* **Entries**:

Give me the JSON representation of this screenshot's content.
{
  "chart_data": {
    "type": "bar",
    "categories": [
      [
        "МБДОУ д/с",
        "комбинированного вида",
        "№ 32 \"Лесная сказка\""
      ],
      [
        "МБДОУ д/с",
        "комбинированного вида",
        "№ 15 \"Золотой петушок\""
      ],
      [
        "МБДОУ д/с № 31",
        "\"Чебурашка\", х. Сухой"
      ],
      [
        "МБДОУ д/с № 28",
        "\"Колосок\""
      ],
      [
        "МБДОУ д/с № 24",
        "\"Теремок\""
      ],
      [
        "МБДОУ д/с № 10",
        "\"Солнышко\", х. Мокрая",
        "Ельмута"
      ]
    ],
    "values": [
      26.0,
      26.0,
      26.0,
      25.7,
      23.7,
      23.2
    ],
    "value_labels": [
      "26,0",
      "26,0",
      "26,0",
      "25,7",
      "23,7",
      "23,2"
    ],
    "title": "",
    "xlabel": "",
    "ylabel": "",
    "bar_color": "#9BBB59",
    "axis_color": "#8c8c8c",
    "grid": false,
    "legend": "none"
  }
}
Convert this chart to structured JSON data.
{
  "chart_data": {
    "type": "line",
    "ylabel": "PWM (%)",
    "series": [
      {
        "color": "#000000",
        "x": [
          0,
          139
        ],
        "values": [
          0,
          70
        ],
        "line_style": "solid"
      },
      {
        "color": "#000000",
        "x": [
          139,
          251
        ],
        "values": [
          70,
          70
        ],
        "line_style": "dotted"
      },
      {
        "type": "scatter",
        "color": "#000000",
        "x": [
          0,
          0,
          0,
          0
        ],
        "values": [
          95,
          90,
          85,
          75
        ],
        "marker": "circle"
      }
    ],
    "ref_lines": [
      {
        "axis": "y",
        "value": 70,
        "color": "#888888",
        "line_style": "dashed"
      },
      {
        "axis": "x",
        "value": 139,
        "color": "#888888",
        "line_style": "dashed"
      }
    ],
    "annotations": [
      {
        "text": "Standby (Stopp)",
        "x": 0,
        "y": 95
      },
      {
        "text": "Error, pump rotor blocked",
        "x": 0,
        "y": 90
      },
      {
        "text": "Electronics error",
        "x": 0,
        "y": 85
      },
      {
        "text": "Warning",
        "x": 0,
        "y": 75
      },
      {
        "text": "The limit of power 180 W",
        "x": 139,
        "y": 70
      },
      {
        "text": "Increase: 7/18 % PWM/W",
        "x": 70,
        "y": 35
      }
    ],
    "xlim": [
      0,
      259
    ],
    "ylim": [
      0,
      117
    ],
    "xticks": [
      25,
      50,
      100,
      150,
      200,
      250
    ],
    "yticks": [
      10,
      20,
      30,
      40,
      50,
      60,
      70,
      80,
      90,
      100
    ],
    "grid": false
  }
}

* **The problem**:
Write the number of lines containing the word "this" and nothing besides it.

* **Worked solution**:
2